Aim of the task => Write out each line from the data below that includes the word "ylabel".

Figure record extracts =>
>> Start

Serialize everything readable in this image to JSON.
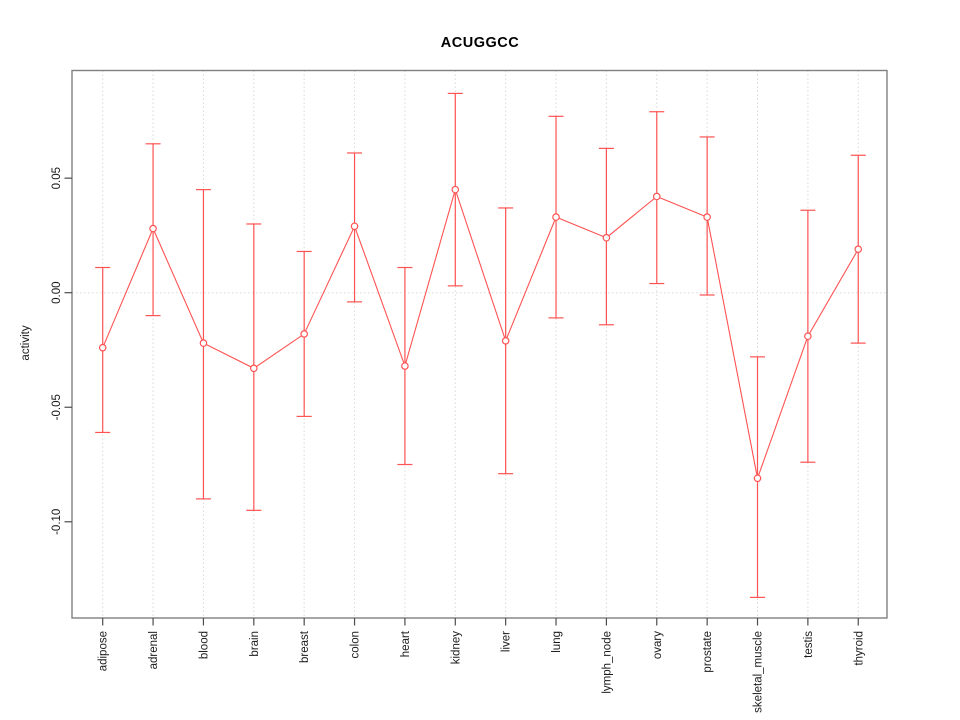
{
  "title": "ACUGGCC",
  "chart_data": {
    "type": "line",
    "subtype": "error-bar-means-plot",
    "title": "ACUGGCC",
    "xlabel": "",
    "ylabel": "activity",
    "categories": [
      "adipose",
      "adrenal",
      "blood",
      "brain",
      "breast",
      "colon",
      "heart",
      "kidney",
      "liver",
      "lung",
      "lymph_node",
      "ovary",
      "prostate",
      "skeletal_muscle",
      "testis",
      "thyroid"
    ],
    "series": [
      {
        "name": "mean activity",
        "values": [
          -0.024,
          0.028,
          -0.022,
          -0.033,
          -0.018,
          0.029,
          -0.032,
          0.045,
          -0.021,
          0.033,
          0.024,
          0.042,
          0.033,
          -0.081,
          -0.019,
          0.019
        ],
        "error_upper": [
          0.011,
          0.065,
          0.045,
          0.03,
          0.018,
          0.061,
          0.011,
          0.087,
          0.037,
          0.077,
          0.063,
          0.079,
          0.068,
          -0.028,
          0.036,
          0.06
        ],
        "error_lower": [
          -0.061,
          -0.01,
          -0.09,
          -0.095,
          -0.054,
          -0.004,
          -0.075,
          0.003,
          -0.079,
          -0.011,
          -0.014,
          0.004,
          -0.001,
          -0.133,
          -0.074,
          -0.022
        ]
      }
    ],
    "yticks": [
      0.05,
      0.0,
      -0.05,
      -0.1
    ],
    "ytick_labels": [
      "0.05",
      "0.00",
      "-0.05",
      "-0.10"
    ],
    "ylim": [
      -0.142,
      0.097
    ],
    "grid": "dotted vertical line at each category; dotted horizontal line at y=0",
    "legend": "none",
    "marker": "open-circle",
    "colors": {
      "series": "#ff5252",
      "grid": "#d9d9d9",
      "box": "#808080",
      "tick": "#4d4d4d",
      "text": "#1a1a1a",
      "background": "#ffffff"
    }
  }
}
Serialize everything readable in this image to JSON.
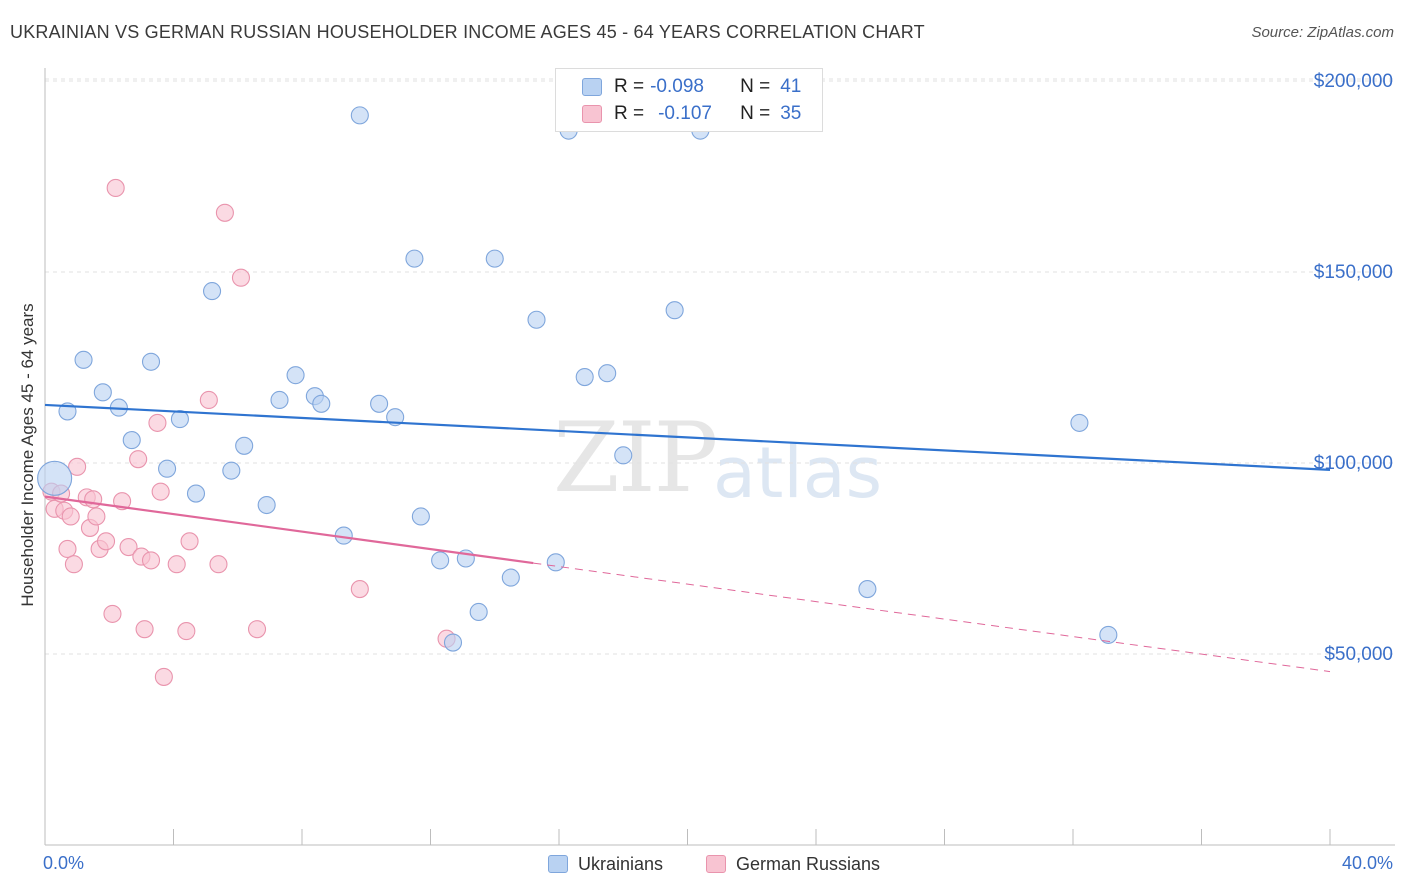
{
  "header": {
    "title": "UKRAINIAN VS GERMAN RUSSIAN HOUSEHOLDER INCOME AGES 45 - 64 YEARS CORRELATION CHART",
    "source": "Source: ZipAtlas.com"
  },
  "legend": {
    "rows": [
      {
        "r_label": "R =",
        "r_value": "-0.098",
        "n_label": "N =",
        "n_value": "41"
      },
      {
        "r_label": "R =",
        "r_value": "-0.107",
        "n_label": "N =",
        "n_value": "35"
      }
    ]
  },
  "watermark": {
    "zip": "ZIP",
    "atlas": "atlas"
  },
  "colors": {
    "blue_fill": "#b9d2f2",
    "blue_stroke": "#7fa6dc",
    "blue_line": "#2f74d0",
    "pink_fill": "#f8c4d2",
    "pink_stroke": "#e994ad",
    "pink_line": "#e0689a",
    "axis_text": "#3a6fc9",
    "grid": "#e2e2e2"
  },
  "chart_data": {
    "type": "scatter",
    "title": "UKRAINIAN VS GERMAN RUSSIAN HOUSEHOLDER INCOME AGES 45 - 64 YEARS CORRELATION CHART",
    "xlabel": "",
    "ylabel": "Householder Income Ages 45 - 64 years",
    "xlim": [
      0,
      40
    ],
    "ylim": [
      0,
      210000
    ],
    "x_tick_labels": [
      "0.0%",
      "40.0%"
    ],
    "y_ticks": [
      50000,
      100000,
      150000,
      200000
    ],
    "y_tick_labels": [
      "$50,000",
      "$100,000",
      "$150,000",
      "$200,000"
    ],
    "series": [
      {
        "name": "Ukrainians",
        "r": -0.098,
        "n": 41,
        "trend": {
          "x": [
            0,
            40
          ],
          "y": [
            115200,
            98200
          ]
        },
        "points": [
          {
            "x": 0.3,
            "y": 96000,
            "big": true
          },
          {
            "x": 0.7,
            "y": 113500
          },
          {
            "x": 1.2,
            "y": 127000
          },
          {
            "x": 1.8,
            "y": 118500
          },
          {
            "x": 2.3,
            "y": 114500
          },
          {
            "x": 2.7,
            "y": 106000
          },
          {
            "x": 3.3,
            "y": 126500
          },
          {
            "x": 3.8,
            "y": 98500
          },
          {
            "x": 4.2,
            "y": 111500
          },
          {
            "x": 4.7,
            "y": 92000
          },
          {
            "x": 5.2,
            "y": 145000
          },
          {
            "x": 5.8,
            "y": 98000
          },
          {
            "x": 6.2,
            "y": 104500
          },
          {
            "x": 6.9,
            "y": 89000
          },
          {
            "x": 7.3,
            "y": 116500
          },
          {
            "x": 7.8,
            "y": 123000
          },
          {
            "x": 8.4,
            "y": 117500
          },
          {
            "x": 8.6,
            "y": 115500
          },
          {
            "x": 9.3,
            "y": 81000
          },
          {
            "x": 9.8,
            "y": 191000
          },
          {
            "x": 10.4,
            "y": 115500
          },
          {
            "x": 10.9,
            "y": 112000
          },
          {
            "x": 11.5,
            "y": 153500
          },
          {
            "x": 11.7,
            "y": 86000
          },
          {
            "x": 12.3,
            "y": 74500
          },
          {
            "x": 12.7,
            "y": 53000
          },
          {
            "x": 13.1,
            "y": 75000
          },
          {
            "x": 13.5,
            "y": 61000
          },
          {
            "x": 14.0,
            "y": 153500
          },
          {
            "x": 14.5,
            "y": 70000
          },
          {
            "x": 15.3,
            "y": 137500
          },
          {
            "x": 15.9,
            "y": 74000
          },
          {
            "x": 16.3,
            "y": 187000
          },
          {
            "x": 16.8,
            "y": 122500
          },
          {
            "x": 17.5,
            "y": 123500
          },
          {
            "x": 18.0,
            "y": 102000
          },
          {
            "x": 19.6,
            "y": 140000
          },
          {
            "x": 20.4,
            "y": 187000
          },
          {
            "x": 25.6,
            "y": 67000
          },
          {
            "x": 32.2,
            "y": 110500
          },
          {
            "x": 33.1,
            "y": 55000
          }
        ]
      },
      {
        "name": "German Russians",
        "r": -0.107,
        "n": 35,
        "trend": {
          "x": [
            0,
            15.2
          ],
          "y": [
            91200,
            73800
          ]
        },
        "trend_dashed": {
          "x": [
            15.2,
            40
          ],
          "y": [
            73800,
            45400
          ]
        },
        "points": [
          {
            "x": 0.2,
            "y": 92500
          },
          {
            "x": 0.3,
            "y": 88000
          },
          {
            "x": 0.5,
            "y": 92000
          },
          {
            "x": 0.6,
            "y": 87500
          },
          {
            "x": 0.7,
            "y": 77500
          },
          {
            "x": 0.8,
            "y": 86000
          },
          {
            "x": 0.9,
            "y": 73500
          },
          {
            "x": 1.0,
            "y": 99000
          },
          {
            "x": 1.3,
            "y": 91000
          },
          {
            "x": 1.4,
            "y": 83000
          },
          {
            "x": 1.5,
            "y": 90500
          },
          {
            "x": 1.6,
            "y": 86000
          },
          {
            "x": 1.7,
            "y": 77500
          },
          {
            "x": 1.9,
            "y": 79500
          },
          {
            "x": 2.1,
            "y": 60500
          },
          {
            "x": 2.2,
            "y": 172000
          },
          {
            "x": 2.4,
            "y": 90000
          },
          {
            "x": 2.6,
            "y": 78000
          },
          {
            "x": 2.9,
            "y": 101000
          },
          {
            "x": 3.0,
            "y": 75500
          },
          {
            "x": 3.1,
            "y": 56500
          },
          {
            "x": 3.3,
            "y": 74500
          },
          {
            "x": 3.5,
            "y": 110500
          },
          {
            "x": 3.6,
            "y": 92500
          },
          {
            "x": 3.7,
            "y": 44000
          },
          {
            "x": 4.1,
            "y": 73500
          },
          {
            "x": 4.4,
            "y": 56000
          },
          {
            "x": 4.5,
            "y": 79500
          },
          {
            "x": 5.1,
            "y": 116500
          },
          {
            "x": 5.4,
            "y": 73500
          },
          {
            "x": 5.6,
            "y": 165500
          },
          {
            "x": 6.1,
            "y": 148500
          },
          {
            "x": 6.6,
            "y": 56500
          },
          {
            "x": 9.8,
            "y": 67000
          },
          {
            "x": 12.5,
            "y": 54000
          }
        ]
      }
    ]
  }
}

>> End

Result =>
    "ylabel": "activity",
    "ylabel": "Householder Income Ages 45 - 64 years",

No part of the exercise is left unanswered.